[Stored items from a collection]
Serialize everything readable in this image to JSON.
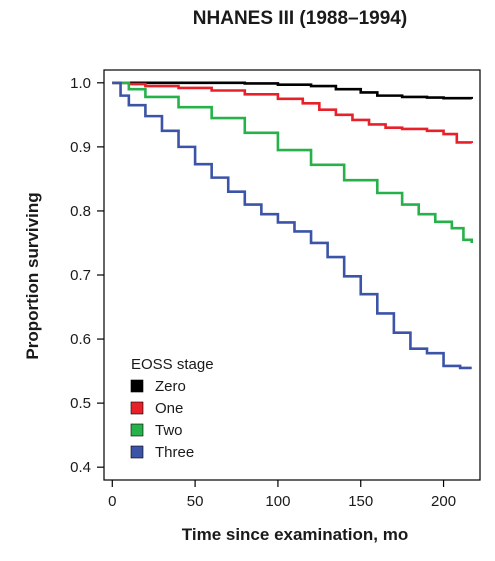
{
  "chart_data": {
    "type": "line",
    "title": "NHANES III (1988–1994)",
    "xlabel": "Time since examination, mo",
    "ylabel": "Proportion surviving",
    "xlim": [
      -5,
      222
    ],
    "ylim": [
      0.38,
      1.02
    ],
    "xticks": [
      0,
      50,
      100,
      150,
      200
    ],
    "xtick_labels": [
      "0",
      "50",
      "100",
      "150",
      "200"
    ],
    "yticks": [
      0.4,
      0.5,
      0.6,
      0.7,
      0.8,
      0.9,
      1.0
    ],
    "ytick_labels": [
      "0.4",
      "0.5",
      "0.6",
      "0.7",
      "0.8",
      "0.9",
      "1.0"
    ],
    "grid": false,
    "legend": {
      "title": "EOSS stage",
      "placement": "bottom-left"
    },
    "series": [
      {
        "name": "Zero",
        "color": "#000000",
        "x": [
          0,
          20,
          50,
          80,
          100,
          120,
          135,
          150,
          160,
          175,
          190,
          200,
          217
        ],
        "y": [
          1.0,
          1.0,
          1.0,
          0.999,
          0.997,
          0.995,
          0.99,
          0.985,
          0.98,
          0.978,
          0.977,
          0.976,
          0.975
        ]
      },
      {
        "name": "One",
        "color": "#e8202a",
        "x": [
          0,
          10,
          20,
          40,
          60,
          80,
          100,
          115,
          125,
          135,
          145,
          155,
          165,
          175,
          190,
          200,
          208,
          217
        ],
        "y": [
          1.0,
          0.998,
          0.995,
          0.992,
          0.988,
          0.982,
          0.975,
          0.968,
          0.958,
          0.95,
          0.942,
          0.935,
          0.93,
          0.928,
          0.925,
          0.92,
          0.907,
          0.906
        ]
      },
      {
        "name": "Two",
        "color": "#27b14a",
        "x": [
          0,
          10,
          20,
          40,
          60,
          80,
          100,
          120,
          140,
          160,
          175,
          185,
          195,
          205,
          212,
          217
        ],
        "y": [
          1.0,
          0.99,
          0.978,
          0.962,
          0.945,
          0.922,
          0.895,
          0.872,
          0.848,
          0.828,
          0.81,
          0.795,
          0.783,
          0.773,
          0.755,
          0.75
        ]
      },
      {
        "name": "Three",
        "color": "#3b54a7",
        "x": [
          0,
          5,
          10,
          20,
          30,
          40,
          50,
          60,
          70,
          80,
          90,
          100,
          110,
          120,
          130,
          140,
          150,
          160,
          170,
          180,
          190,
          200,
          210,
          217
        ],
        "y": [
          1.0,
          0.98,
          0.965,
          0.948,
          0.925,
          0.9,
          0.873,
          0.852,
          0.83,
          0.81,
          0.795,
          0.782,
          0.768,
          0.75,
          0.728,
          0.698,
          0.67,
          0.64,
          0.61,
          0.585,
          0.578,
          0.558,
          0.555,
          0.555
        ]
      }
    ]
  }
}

--

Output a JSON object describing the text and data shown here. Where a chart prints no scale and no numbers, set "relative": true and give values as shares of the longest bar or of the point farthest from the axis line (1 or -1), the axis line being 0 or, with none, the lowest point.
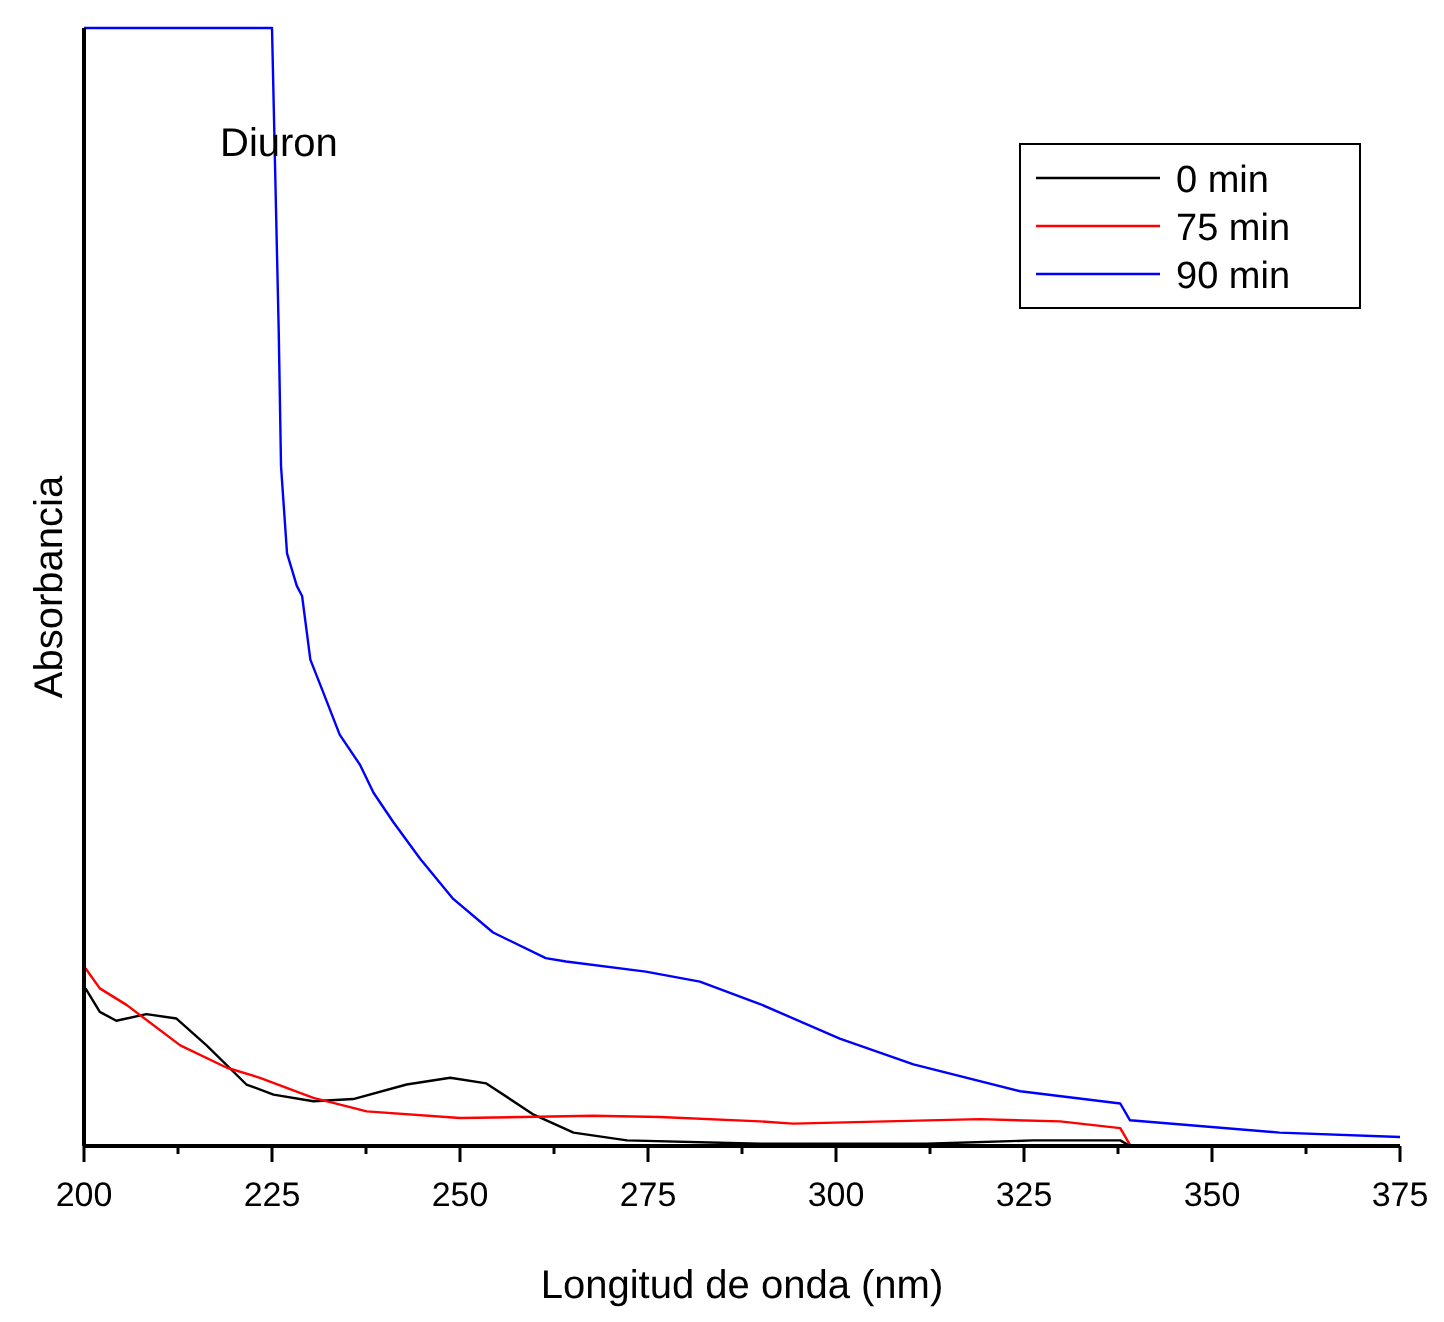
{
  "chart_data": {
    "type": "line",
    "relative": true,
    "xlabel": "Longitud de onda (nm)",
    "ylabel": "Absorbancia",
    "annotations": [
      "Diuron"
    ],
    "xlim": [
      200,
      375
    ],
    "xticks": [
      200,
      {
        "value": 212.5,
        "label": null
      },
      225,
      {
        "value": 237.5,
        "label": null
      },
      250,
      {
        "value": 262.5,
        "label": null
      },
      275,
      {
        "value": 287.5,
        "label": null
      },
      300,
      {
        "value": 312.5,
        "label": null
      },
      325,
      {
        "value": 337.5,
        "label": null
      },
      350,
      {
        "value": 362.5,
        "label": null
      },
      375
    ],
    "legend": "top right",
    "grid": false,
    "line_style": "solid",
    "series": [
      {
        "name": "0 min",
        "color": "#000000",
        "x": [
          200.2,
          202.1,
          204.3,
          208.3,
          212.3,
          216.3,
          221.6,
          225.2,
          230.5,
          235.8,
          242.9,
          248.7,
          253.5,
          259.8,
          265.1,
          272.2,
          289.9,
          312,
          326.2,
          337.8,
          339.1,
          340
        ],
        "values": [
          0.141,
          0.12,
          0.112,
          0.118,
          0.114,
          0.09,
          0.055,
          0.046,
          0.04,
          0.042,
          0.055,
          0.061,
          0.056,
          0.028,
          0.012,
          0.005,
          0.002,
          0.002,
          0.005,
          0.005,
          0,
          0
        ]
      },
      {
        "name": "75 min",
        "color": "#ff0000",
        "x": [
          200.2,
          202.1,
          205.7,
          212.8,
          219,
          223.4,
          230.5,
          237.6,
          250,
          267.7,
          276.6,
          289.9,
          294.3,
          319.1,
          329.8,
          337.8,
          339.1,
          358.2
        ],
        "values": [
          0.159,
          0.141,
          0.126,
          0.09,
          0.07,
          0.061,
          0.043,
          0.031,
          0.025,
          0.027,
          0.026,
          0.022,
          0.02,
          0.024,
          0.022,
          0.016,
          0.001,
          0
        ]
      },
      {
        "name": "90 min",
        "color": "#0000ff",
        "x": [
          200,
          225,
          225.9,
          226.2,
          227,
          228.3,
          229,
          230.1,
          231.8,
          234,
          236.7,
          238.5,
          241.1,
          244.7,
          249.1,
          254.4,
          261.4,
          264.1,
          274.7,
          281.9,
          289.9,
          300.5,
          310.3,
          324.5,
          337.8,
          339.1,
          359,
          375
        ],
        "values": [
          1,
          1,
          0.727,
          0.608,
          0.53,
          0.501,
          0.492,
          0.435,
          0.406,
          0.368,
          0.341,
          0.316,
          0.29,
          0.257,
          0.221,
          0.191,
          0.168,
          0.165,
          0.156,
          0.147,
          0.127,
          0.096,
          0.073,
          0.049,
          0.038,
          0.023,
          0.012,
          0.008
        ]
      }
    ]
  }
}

▸ Aim of the task: Give only the number of lines in the material above where the string "xlabel" appears.

▸ Reply to the task: 2